◆ Exercise ◆
Check each line of the records below and collect those holding "JSON".

◆ Records for processing ◆
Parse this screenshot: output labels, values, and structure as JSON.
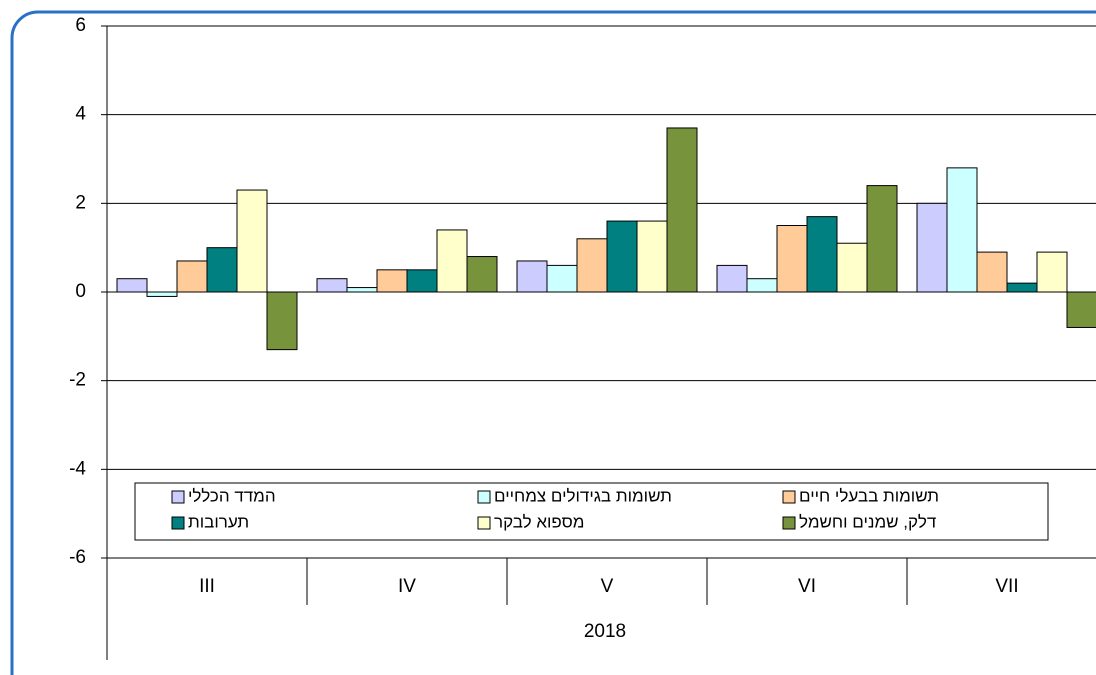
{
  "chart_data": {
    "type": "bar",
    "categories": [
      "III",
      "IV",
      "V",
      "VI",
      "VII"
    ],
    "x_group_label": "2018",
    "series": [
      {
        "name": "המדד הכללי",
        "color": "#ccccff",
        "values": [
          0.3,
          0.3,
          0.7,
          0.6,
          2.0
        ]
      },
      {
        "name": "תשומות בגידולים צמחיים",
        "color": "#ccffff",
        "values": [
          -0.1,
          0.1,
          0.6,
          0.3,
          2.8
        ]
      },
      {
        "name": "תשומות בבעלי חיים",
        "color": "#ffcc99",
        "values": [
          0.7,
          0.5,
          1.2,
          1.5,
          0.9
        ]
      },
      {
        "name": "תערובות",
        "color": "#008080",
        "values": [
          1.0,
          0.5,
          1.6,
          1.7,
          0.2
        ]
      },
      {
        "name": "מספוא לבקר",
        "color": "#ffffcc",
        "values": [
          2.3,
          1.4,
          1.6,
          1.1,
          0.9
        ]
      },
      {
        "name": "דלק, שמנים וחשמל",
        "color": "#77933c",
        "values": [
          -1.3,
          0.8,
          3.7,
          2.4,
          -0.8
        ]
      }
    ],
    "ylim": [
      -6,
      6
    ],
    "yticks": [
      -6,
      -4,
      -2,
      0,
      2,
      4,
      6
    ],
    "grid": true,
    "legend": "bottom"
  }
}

* * *

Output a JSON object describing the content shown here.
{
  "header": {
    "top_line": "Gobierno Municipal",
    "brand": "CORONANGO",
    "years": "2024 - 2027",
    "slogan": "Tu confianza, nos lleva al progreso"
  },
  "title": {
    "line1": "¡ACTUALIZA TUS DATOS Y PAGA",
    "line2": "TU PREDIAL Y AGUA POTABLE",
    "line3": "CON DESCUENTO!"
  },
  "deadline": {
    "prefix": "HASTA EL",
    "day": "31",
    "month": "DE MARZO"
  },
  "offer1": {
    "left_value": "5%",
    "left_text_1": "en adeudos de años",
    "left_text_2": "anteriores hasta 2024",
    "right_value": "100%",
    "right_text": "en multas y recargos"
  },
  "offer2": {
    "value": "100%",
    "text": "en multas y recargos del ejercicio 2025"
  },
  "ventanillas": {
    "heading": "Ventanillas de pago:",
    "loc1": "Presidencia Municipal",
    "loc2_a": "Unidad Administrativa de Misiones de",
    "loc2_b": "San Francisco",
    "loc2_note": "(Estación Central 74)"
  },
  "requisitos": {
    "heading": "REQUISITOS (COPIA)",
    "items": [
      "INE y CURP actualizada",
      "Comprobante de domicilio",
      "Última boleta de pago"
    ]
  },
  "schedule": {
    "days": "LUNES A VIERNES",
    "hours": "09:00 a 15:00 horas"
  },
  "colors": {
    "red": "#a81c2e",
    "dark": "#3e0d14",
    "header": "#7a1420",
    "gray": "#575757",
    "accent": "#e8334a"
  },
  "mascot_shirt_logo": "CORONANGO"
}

◆ Written response ◆
Parse this screenshot: output labels, values, and structure as JSON.
Output a JSON object describing the content shown here.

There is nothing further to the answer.